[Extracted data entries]
------------------------------------------------
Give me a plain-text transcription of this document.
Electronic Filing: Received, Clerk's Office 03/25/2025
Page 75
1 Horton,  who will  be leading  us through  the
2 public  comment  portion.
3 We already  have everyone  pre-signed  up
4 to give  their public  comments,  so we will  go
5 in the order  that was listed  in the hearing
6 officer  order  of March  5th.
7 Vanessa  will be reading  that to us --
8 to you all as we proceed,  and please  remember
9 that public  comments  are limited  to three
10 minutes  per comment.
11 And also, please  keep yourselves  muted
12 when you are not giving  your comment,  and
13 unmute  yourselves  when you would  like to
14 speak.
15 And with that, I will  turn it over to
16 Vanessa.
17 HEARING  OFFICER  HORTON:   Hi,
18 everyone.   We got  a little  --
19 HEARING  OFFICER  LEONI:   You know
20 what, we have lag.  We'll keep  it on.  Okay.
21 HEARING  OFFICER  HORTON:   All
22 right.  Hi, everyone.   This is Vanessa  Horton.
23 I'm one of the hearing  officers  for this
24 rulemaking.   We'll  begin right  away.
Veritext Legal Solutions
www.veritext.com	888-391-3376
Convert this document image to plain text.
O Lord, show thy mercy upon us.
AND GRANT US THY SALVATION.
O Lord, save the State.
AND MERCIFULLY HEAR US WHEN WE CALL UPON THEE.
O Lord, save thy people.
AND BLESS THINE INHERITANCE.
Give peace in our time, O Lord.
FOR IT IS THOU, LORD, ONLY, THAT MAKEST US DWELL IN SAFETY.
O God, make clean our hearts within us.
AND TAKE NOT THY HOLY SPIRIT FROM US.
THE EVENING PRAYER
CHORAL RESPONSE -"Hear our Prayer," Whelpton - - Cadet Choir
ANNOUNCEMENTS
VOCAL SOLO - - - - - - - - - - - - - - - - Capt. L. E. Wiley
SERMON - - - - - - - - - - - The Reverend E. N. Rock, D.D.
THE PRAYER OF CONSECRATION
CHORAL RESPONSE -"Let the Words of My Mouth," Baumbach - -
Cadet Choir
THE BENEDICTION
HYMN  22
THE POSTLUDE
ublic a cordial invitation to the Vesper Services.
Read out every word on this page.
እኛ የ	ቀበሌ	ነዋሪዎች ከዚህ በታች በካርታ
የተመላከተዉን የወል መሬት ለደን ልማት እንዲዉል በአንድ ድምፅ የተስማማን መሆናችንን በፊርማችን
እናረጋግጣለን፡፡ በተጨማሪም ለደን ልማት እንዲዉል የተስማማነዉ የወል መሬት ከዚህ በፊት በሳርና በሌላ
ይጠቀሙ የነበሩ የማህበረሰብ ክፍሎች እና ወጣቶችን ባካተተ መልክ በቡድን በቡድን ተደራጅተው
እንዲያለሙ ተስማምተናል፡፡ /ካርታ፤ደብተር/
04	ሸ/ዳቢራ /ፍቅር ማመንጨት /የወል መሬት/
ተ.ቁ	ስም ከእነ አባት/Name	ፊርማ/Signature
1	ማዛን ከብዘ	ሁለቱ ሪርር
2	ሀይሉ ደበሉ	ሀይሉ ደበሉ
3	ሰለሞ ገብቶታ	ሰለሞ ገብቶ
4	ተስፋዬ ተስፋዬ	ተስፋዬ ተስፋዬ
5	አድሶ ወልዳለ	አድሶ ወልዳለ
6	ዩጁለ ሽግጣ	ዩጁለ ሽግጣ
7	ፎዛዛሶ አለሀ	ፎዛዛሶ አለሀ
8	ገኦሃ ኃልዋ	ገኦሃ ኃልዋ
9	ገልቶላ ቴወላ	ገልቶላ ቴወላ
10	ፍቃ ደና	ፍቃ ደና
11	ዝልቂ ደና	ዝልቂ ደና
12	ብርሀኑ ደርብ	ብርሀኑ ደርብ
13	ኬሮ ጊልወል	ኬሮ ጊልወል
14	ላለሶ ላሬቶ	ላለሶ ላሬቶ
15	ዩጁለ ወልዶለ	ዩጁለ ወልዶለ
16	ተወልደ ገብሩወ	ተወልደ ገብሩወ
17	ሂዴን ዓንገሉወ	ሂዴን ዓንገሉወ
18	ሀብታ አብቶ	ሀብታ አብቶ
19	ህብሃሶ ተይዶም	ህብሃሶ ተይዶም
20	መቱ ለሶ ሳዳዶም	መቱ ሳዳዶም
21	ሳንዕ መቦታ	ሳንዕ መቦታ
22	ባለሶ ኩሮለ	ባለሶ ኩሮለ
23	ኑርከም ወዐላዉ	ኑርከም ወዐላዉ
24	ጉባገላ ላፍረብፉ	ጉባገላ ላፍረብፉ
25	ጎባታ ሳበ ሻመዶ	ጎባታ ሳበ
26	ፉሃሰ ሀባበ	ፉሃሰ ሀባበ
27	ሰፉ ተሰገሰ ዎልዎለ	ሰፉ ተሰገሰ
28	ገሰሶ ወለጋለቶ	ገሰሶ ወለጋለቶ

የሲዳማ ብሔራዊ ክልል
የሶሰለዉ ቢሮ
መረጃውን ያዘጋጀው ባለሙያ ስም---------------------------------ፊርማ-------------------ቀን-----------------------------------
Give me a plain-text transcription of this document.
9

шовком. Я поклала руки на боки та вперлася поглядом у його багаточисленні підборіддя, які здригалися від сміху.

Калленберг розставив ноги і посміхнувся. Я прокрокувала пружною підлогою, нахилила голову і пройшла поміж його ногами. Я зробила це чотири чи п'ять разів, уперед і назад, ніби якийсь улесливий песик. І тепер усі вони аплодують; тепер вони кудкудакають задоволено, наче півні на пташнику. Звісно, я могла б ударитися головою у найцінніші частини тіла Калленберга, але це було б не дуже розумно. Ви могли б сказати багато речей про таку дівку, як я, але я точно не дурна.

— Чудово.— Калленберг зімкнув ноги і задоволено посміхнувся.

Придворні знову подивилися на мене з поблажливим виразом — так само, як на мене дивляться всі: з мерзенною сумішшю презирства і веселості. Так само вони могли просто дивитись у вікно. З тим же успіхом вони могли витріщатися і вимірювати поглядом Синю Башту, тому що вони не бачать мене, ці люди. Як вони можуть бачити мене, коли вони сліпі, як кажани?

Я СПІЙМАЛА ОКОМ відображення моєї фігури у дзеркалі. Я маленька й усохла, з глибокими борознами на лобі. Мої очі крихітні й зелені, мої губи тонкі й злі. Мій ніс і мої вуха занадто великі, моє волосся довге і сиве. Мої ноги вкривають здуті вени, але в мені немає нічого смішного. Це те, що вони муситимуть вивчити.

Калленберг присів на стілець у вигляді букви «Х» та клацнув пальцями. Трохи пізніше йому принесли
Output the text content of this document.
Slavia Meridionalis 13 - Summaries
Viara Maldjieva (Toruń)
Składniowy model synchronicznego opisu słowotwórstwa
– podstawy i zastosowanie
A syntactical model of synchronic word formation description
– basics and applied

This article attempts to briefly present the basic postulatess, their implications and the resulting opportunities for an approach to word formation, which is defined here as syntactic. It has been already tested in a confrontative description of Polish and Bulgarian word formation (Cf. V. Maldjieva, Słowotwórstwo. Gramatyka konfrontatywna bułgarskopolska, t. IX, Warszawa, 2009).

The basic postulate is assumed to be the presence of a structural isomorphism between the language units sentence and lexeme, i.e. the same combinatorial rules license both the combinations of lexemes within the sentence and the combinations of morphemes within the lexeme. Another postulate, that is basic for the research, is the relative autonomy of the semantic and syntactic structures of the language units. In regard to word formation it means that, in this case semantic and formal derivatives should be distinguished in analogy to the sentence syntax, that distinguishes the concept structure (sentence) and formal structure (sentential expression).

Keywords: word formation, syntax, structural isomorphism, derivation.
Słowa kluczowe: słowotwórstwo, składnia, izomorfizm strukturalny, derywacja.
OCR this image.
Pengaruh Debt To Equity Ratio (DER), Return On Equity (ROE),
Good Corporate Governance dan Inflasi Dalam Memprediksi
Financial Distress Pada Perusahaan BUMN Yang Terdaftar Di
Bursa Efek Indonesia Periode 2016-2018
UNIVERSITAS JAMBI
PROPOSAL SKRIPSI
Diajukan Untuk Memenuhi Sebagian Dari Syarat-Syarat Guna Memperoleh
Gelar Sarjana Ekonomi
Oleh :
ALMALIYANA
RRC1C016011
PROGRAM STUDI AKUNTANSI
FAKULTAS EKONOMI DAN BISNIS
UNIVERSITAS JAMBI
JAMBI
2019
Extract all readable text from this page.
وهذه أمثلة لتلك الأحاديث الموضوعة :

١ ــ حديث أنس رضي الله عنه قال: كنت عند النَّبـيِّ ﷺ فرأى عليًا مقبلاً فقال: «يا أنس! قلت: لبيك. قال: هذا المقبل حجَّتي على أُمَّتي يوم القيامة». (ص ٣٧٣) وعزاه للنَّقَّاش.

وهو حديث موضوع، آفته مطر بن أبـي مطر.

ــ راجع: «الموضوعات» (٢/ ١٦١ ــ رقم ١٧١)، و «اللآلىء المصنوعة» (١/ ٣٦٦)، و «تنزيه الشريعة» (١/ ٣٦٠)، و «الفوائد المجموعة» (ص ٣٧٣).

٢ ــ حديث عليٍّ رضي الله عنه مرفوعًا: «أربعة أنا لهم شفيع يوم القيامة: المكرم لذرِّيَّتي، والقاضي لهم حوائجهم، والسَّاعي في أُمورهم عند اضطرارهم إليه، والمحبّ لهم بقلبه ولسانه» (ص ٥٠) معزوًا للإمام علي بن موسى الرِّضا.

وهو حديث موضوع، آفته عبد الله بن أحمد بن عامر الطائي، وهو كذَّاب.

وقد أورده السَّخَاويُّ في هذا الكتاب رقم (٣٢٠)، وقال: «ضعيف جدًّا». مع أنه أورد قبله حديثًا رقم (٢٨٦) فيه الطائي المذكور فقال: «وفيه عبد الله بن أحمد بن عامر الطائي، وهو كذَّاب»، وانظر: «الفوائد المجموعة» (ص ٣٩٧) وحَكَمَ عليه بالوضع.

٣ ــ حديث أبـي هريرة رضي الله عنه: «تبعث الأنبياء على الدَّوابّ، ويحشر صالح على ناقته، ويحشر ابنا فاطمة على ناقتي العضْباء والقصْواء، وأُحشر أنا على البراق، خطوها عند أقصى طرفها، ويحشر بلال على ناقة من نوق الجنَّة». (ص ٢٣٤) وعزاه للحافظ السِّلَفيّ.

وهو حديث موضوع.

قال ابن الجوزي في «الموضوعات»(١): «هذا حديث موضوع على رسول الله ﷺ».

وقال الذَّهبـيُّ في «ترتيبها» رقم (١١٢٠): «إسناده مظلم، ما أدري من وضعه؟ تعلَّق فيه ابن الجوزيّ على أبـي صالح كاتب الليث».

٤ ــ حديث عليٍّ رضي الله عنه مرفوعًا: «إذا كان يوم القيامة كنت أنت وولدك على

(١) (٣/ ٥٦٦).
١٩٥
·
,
------------------------------------------------
Set task: Search the data for "keep". Copy every line that has it.

Solution to the exercise:
11 And also, please  keep yourselves  muted
20 what, we have lag.  We'll keep  it on.  Okay.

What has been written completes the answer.